--- Start Given records ---

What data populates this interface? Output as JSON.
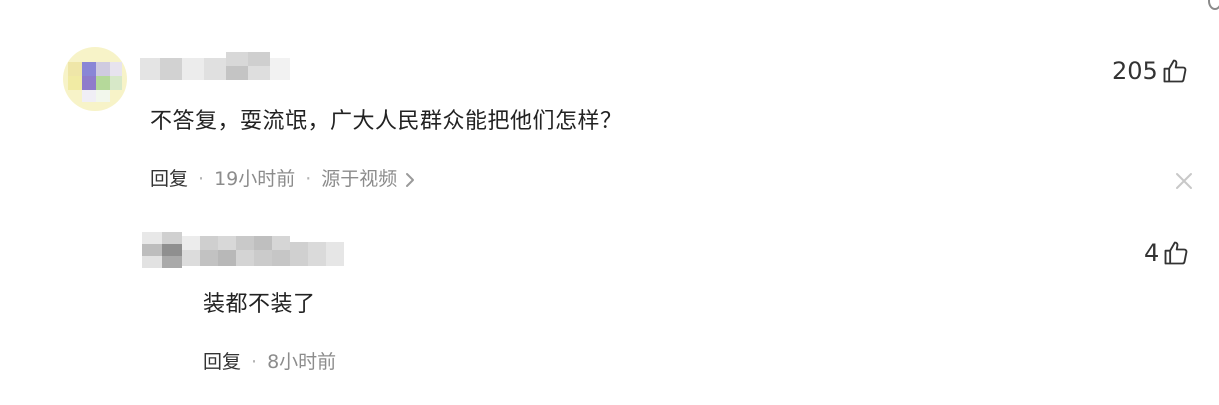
{
  "comment": {
    "text": "不答复，耍流氓，广大人民群众能把他们怎样？",
    "reply_label": "回复",
    "time": "19小时前",
    "source": "源于视频",
    "likes": "205",
    "icons": {
      "like": "thumbs-up-icon",
      "source_arrow": "chevron-right-icon",
      "close": "close-icon"
    }
  },
  "reply": {
    "text": "装都不装了",
    "reply_label": "回复",
    "time": "8小时前",
    "likes": "4",
    "icons": {
      "like": "thumbs-up-icon"
    }
  },
  "colors": {
    "text_primary": "#222222",
    "text_meta": "#8c8c8c",
    "background": "#ffffff"
  }
}
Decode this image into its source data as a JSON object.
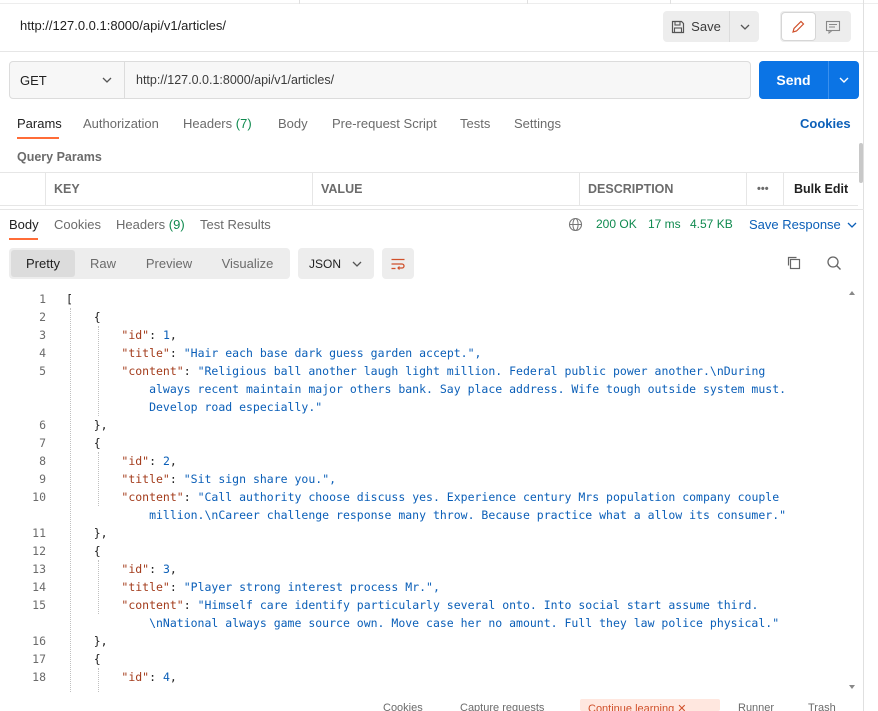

--- End Given records ---

Problem requirements —
Repeat the material above in full and exactly, apart from the pictures.

Written solution —
What data populates this interface? Output as JSON.
{
  "comment": {
    "text": "不答复，耍流氓，广大人民群众能把他们怎样？",
    "reply_label": "回复",
    "time": "19小时前",
    "source": "源于视频",
    "likes": "205",
    "icons": {
      "like": "thumbs-up-icon",
      "source_arrow": "chevron-right-icon",
      "close": "close-icon"
    }
  },
  "reply": {
    "text": "装都不装了",
    "reply_label": "回复",
    "time": "8小时前",
    "likes": "4",
    "icons": {
      "like": "thumbs-up-icon"
    }
  },
  "colors": {
    "text_primary": "#222222",
    "text_meta": "#8c8c8c",
    "background": "#ffffff"
  }
}
Decode this image into its source data as a JSON object.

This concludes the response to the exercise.